## CONSIGNE 1
Dans l'article sur Rencontre avec un homme hideux, relevez les adjectifs qui caractérisent le personnage dans la phrase commençant par « Le personnage qui nous parle ».
## CONSIGNE 2
Poursuivez l'article sur Rencontre avec un homme hideux après sa dernière phrase.

Le Festival d'automne et le théâtre de la Cité internationale donnent Rencontre avec un homme hideux, d'après une nouvelle de l'écrivain américain David Foster Wallace, jusqu'au 18 octobre 2016. Un seul en scène interprété par Rodolphe Congé, qui dit la violence, la faiblesse et la détresse tragiques de la virilité.


Un homme entre seul sur la scène, s'assied face à nous et nous fixe avant de prendre la parole. Nous apprendrons que cet homme n'a jamais aimé, jusqu'au jour où il a rencontré une femme qui est parvenue à le captiver. Tout le long de ce seul en scène, Rodolphe Congé nous raconte deux histoires : celle de sa rencontre avec cette jeune femme, et le récit qu'elle lui a fait d'un viol qu'elle a subi.

Autopsie d'un viol

Le personnage qui nous parle est un homme intelligent, froid et cynique. Rodolphe Congé parvient à nous le faire ressentir, au-delà de son discours, par les mimiques des mains et de la bouche qu'il déploie. Il commence par nous confier qu'il a toujours considéré les femmes comme des objets sexuels, y compris cette jeune femme qu'il a repérée à un festival de musique. « Mon corps la désirait » est le premier et unique appel qui l'avait conduit à lui adresser la parole dans le but de « se la lever ». Il repère bien son caractère et la catalogue non sans humour comme « Gerblivore » (d’après les céréales Gerblé, ce nom venant caractériser un type baba bio adepte des spiritualités orientales). Finalement, ils font l'amour, et la jeune fille se met à parler.

## LISTE DES ENTRÉES
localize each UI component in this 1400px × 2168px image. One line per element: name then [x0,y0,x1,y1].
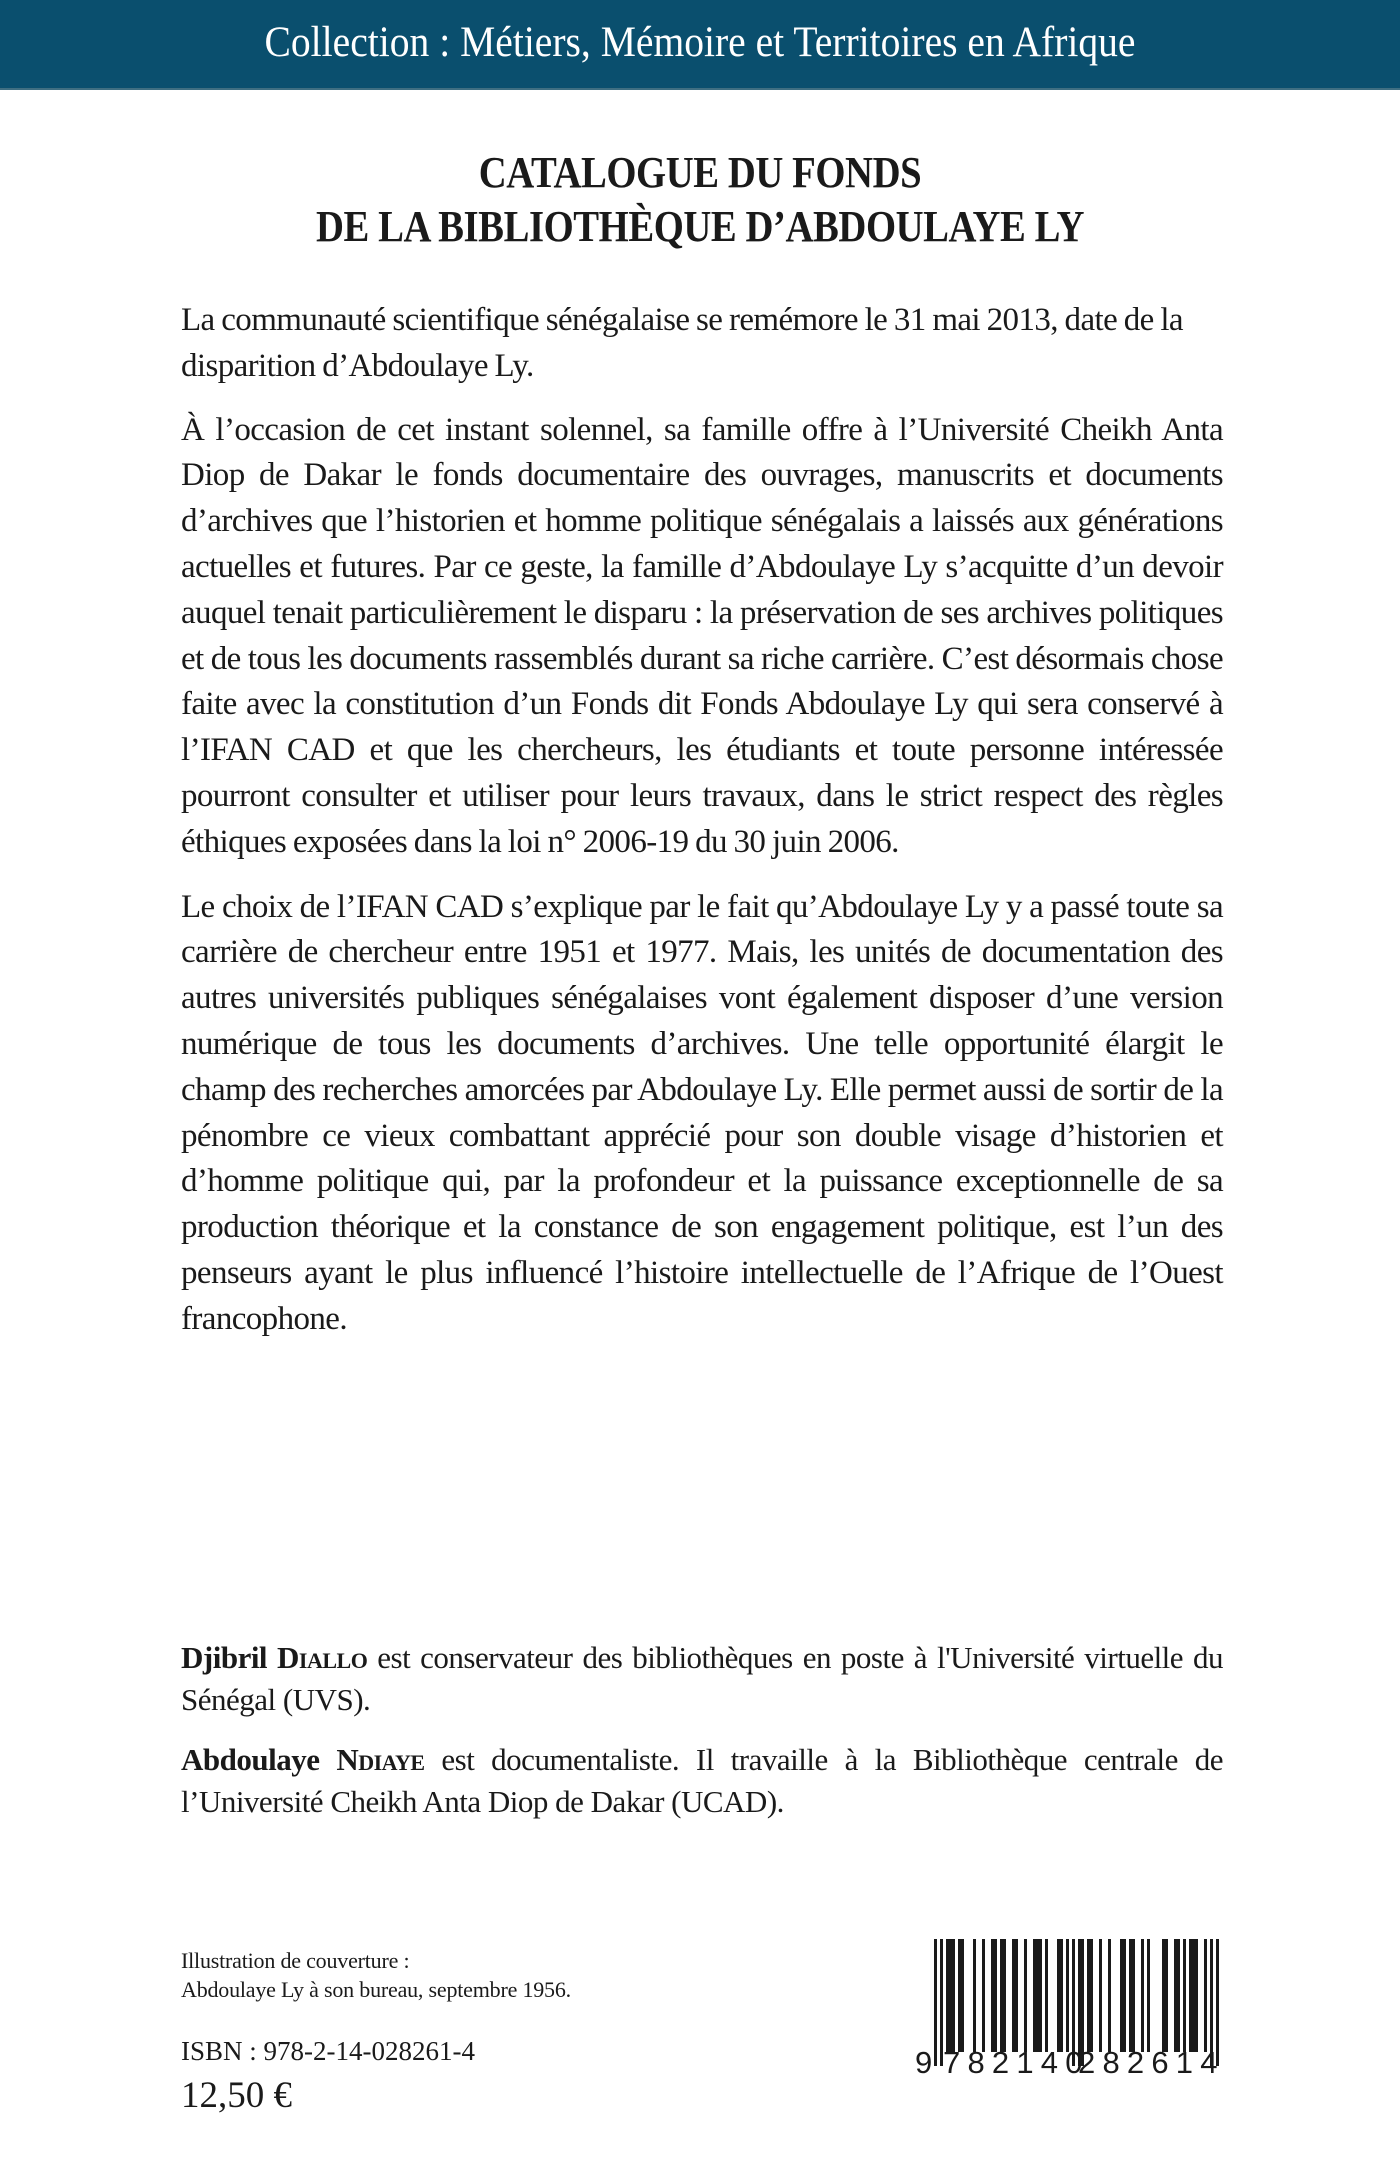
barcode-bar [994,1939,997,2052]
cover-illustration-credit [181,1946,571,2004]
barcode-bar [1204,1939,1207,2052]
book-title-line-1: CATALOGUE DU FONDS [478,148,922,197]
author-first-name: Djibril [181,1640,268,1675]
author-first-name: Abdoulaye [181,1742,320,1777]
collection-title: Collection : Métiers, Mémoire et Territoires en Afrique [264,19,1136,66]
barcode-bar [1003,1939,1006,2052]
barcode-bar [961,1939,964,2052]
barcode-first-digit: 9 [915,2045,940,2080]
author-last-name: Diallo [277,1640,368,1675]
illustration-label: Illustration de couverture : [181,1948,410,1973]
isbn: ISBN : 978-2-14-028261-4 [181,2036,475,2066]
barcode-bar [1090,1939,1093,2052]
book-title [0,146,1400,254]
price: 12,50 € [181,2075,292,2116]
barcode-bar [1132,1939,1135,2052]
barcode-bar [952,1939,955,2052]
author-bio-text: est documentaliste. Il travaille à la Bibliothèque centrale de l’Université Cheikh Anta Diop de Dakar (UCAD). [181,1742,1223,1819]
blurb-paragraph: À l’occasion de cet instant solennel, sa famille offre à l’Université Cheikh Anta Diop de Dakar le fonds documentaire des ouvrages, manuscrits et documents d’archives que l’historien et homme politique sénégalais a laissés aux générations actuelles et futures. Par ce geste, la famille d’Abdoulaye Ly s’acquitte d’un devoir auquel tenait particulièrement le disparu : la préservation de ses archives politiques et de tous les documents rassemblés durant sa riche carrière. C’est désormais chose faite avec la constitution d’un Fonds dit Fonds Abdoulaye Ly qui sera conservé à l’IFAN CAD et que les chercheurs, les étudiants et toute personne intéressée pourront consulter et utiliser pour leurs travaux, dans le strict respect des règles éthiques exposées dans la loi n° 2006-19 du 30 juin 2006. [181,411,1223,860]
barcode-bar [982,1939,985,2052]
book-title-line-2: DE LA BIBLIOTHÈQUE D’ABDOULAYE LY [316,202,1084,251]
barcode-bar [1141,1939,1144,2052]
barcode-bar [1195,1939,1198,2052]
barcode-bar [1165,1939,1168,2052]
blurb-paragraph: Le choix de l’IFAN CAD s’explique par le fait qu’Abdoulaye Ly y a passé toute sa carrière de chercheur entre 1951 et 1977. Mais, les unités de documentation des autres universités publiques sénégalaises vont également disposer d’une version numérique de tous les documents d’archives. Une telle opportunité élargit le champ des recherches amorcées par Abdoulaye Ly. Elle permet aussi de sortir de la pénombre ce vieux combattant apprécié pour son double visage d’historien et d’homme politique qui, par la profondeur et la puissance exceptionnelle de sa production théorique et la constance de son engagement politique, est l’un des penseurs ayant le plus influencé l’histoire intellectuelle de l’Afrique de l’Ouest francophone. [181,888,1223,1337]
barcode-bar [1060,1939,1063,2052]
barcode-bar [1108,1939,1111,2052]
barcode-bar [1183,1939,1186,2052]
barcode-right-digits: 282614 [1078,2045,1225,2080]
ean-barcode [915,1930,1235,2090]
barcode-bar [1066,1939,1069,2052]
author-bios [181,1637,1223,1841]
barcode-left-digits: 782140 [943,2045,1090,2080]
barcode-bar [1015,1939,1018,2052]
author-bio-text: est conservateur des bibliothèques en poste à l'Université virtuelle du Sénégal (UVS). [181,1640,1224,1717]
author-bio [181,1739,1223,1823]
barcode-bar [1177,1939,1180,2052]
illustration-caption: Abdoulaye Ly à son bureau, septembre 1956. [181,1977,571,2002]
barcode-bar [973,1939,976,2052]
barcode-bar [1123,1939,1126,2052]
collection-banner [0,0,1400,90]
author-last-name: Ndiaye [336,1742,425,1777]
blurb-paragraph: La communauté scientifique sénégalaise se remémore le 31 mai 2013, date de la disparition d’Abdoulaye Ly. [181,302,1183,384]
author-bio [181,1637,1223,1721]
barcode-bar [1045,1939,1048,2052]
barcode-bar [1039,1939,1042,2052]
blurb [181,298,1223,1361]
barcode-bar [1099,1939,1102,2052]
barcode-bar [1024,1939,1027,2052]
barcode-bar [1147,1939,1150,2052]
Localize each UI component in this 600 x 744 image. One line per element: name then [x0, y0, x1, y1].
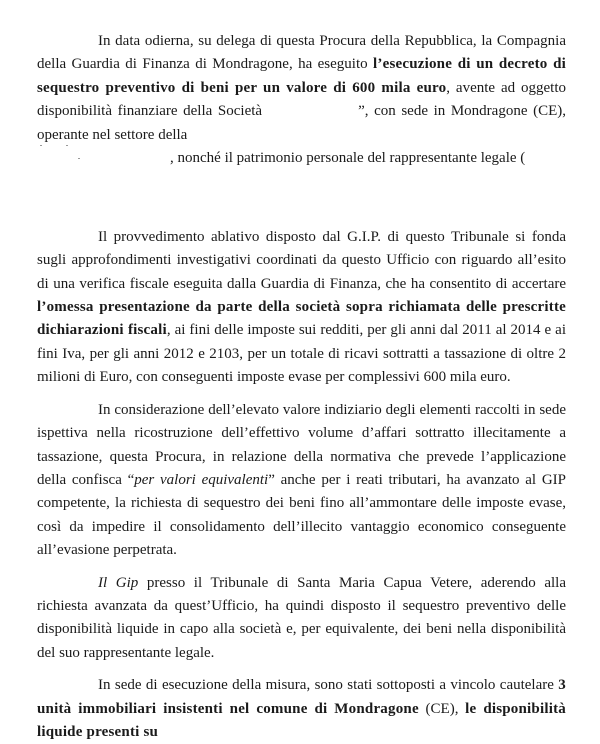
text: , ai fini delle imposte sui redditi, per gli anni dal 2011 al 2014 e ai fini Iva, per gli anni 2012 e 2103, per un totale di ricavi sottratti a tassazione di oltre 2 milioni di Euro, con conseguenti imposte evase per complessivi 600 mila euro. — [37, 322, 566, 386]
paragraph-execution — [37, 674, 566, 744]
italic-text: per valori equivalenti — [134, 471, 269, 488]
scan-speck — [78, 158, 80, 159]
redacted-legal-rep — [170, 170, 230, 193]
scan-speck — [40, 145, 42, 146]
text: ” anche per i reati tributari, ha avanzato al GIP competente, la richiesta di sequestro dei beni fino all’ammontare delle imposte evase, così da impedire il consolidamento dell’illecito vantaggio economico conseguente all’evasione perpetrata. — [37, 471, 566, 559]
italic-text: Il Gip — [98, 574, 139, 591]
text: In sede di esecuzione della misura, sono stati sottoposti a vincolo cautelare — [98, 677, 559, 694]
text: , avente ad oggetto disponibilità finanziare della Società — [37, 79, 566, 120]
bold-text: le disponibilità liquide presenti su — [37, 700, 566, 740]
paragraph-request-reasoning — [37, 399, 566, 563]
text: (CE), — [418, 700, 466, 717]
text: Il provvedimento ablativo disposto dal G.I.P. di questo Tribunale si fonda sugli approfondimenti investigativi coordinati da questo Ufficio con riguardo all’esito di una verifica fiscale eseguita dalla Guardia di Finanza, che ha consentito di accertare — [37, 228, 566, 292]
text: presso il Tribunale di Santa Maria Capua Vetere, aderendo alla richiesta avanzata da quest’Ufficio, ha quindi disposto il sequestro preventivo delle disponibilità liquide in capo alla società e, per equivalente, dei beni nella disponibilità del suo rappresentante legale. — [37, 574, 566, 661]
text-line — [37, 147, 566, 194]
scan-speck — [66, 145, 68, 146]
redacted-company-name — [262, 100, 358, 123]
bold-text: l’esecuzione di un decreto di sequestro preventivo di beni per un valore di 600 mila euro — [37, 56, 566, 96]
redacted-line — [37, 194, 566, 217]
paragraph-measure-basis — [37, 226, 566, 390]
text: ”, con sede in Mondragone (CE), operante nel settore della — [37, 103, 566, 143]
paragraph-seizure-announcement — [37, 30, 566, 194]
bold-text: l’omessa presentazione da parte della società sopra richiamata delle prescritte dichiarazioni fiscali — [37, 299, 566, 339]
paragraph-gip-decision — [37, 572, 566, 666]
text: In data odierna, su delega di questa Procura della Repubblica, la Compagnia della Guardia di Finanza di Mondragone, ha eseguito — [37, 33, 566, 73]
text: In considerazione dell’elevato valore indiziario degli elementi raccolti in sede ispettiva nella ricostruzione dell’effettivo volume d’affari sottratto illecitamente a tassazione, questa Procura, in relazione della normativa che prevede l’applicazione della confisca “ — [37, 401, 566, 488]
bold-text: 3 unità immobiliari insistenti nel comune di Mondragone — [37, 677, 566, 717]
document-page — [37, 30, 566, 744]
text: , nonché il patrimonio personale del rappresentante legale ( — [170, 150, 526, 167]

## RÉPONSE 1
intelligent, froid, cynique

## RÉPONSE 2
Étrangement, ce viol qu'elle raconte ne s'est pas déroulé comme on s'y attendait, car la jeune femme est arrivée par un effort d'empathie à ressentir de l'amour pour son agresseur. C'était sa seule chance de salut. Cet homme qu'elle considère comme malade suscite sa pitié. Immédiatement, ce sentiment lui dicte de faire envers lui un geste tendre de la main qui ne reste pas sans effet : le violeur prend conscience qu'il est en train de faire l'amour à une femme et non de jouir d'un objet, ce qui le fait fondre en pleurs. Elle sauve ainsi le rapport sexuel et son agresseur de leur morbidité, et échappe à l'assassinat.

C’est cette conversion des sentiments du monstrueux vers l'humain qui retient l’attention de notre narrateur, au point que malgré sa différence radicale de caractère avec cette jeune femme, il en est dévoré d'admiration, et donc d'amour. Il prend alors une conscience déchirante que jusqu'ici il n'avait jamais pu aimer.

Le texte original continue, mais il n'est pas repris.